>> start Recorded data
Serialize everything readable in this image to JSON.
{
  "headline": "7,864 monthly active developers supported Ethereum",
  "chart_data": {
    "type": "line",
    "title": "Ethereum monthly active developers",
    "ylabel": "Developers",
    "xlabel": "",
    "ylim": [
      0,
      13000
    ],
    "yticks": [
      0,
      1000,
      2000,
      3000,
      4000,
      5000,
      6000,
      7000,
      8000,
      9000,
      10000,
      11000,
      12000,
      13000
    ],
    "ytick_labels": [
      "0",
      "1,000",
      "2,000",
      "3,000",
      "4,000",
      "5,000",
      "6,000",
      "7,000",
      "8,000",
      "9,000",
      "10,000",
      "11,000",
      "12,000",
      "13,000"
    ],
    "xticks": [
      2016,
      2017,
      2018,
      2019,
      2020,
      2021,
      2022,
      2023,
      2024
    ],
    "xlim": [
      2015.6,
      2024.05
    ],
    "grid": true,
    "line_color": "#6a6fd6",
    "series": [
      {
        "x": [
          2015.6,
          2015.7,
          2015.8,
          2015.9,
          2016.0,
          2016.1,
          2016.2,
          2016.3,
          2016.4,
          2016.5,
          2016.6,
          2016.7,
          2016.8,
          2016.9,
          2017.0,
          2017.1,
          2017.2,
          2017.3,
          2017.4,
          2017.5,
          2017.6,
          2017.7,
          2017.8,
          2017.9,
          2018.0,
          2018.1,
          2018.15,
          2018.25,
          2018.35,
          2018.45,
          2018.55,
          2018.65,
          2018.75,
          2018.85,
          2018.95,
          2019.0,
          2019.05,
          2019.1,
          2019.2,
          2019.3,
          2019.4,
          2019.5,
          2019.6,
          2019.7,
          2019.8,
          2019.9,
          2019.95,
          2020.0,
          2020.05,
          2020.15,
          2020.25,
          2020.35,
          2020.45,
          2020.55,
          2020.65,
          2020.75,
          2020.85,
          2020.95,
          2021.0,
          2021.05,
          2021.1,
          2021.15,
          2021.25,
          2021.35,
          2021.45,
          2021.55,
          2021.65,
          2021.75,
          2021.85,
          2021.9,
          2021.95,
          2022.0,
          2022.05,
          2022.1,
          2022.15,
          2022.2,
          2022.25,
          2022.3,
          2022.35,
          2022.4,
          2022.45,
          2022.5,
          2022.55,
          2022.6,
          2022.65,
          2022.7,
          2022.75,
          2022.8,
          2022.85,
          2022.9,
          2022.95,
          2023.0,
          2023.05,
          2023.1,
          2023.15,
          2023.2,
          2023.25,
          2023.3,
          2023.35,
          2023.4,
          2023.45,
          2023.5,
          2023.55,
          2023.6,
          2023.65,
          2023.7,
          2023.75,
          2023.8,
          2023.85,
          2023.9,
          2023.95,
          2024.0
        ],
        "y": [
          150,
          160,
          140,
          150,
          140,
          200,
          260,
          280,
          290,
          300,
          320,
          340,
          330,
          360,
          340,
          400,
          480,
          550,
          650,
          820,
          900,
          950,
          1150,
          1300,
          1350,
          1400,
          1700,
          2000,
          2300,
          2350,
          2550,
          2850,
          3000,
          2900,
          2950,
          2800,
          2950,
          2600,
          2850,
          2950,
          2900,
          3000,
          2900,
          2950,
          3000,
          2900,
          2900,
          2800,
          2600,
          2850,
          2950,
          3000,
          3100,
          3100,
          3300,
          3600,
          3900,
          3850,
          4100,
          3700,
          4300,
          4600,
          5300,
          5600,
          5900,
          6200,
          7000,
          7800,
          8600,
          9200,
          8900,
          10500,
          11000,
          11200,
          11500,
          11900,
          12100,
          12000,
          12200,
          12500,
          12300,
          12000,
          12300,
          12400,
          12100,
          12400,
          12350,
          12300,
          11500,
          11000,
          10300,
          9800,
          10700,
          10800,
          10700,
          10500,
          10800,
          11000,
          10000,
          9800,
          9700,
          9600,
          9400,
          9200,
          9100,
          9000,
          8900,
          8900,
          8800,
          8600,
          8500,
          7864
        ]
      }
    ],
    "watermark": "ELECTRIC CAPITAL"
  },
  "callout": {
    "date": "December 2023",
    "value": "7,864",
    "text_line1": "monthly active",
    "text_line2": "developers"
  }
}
>> end Recorded data
* _What to work on_: Note every line above where the string "Ethereum" shows up, and copy those lines.

* _Response to this task_:
  "headline": "7,864 monthly active developers supported Ethereum",
    "title": "Ethereum monthly active developers",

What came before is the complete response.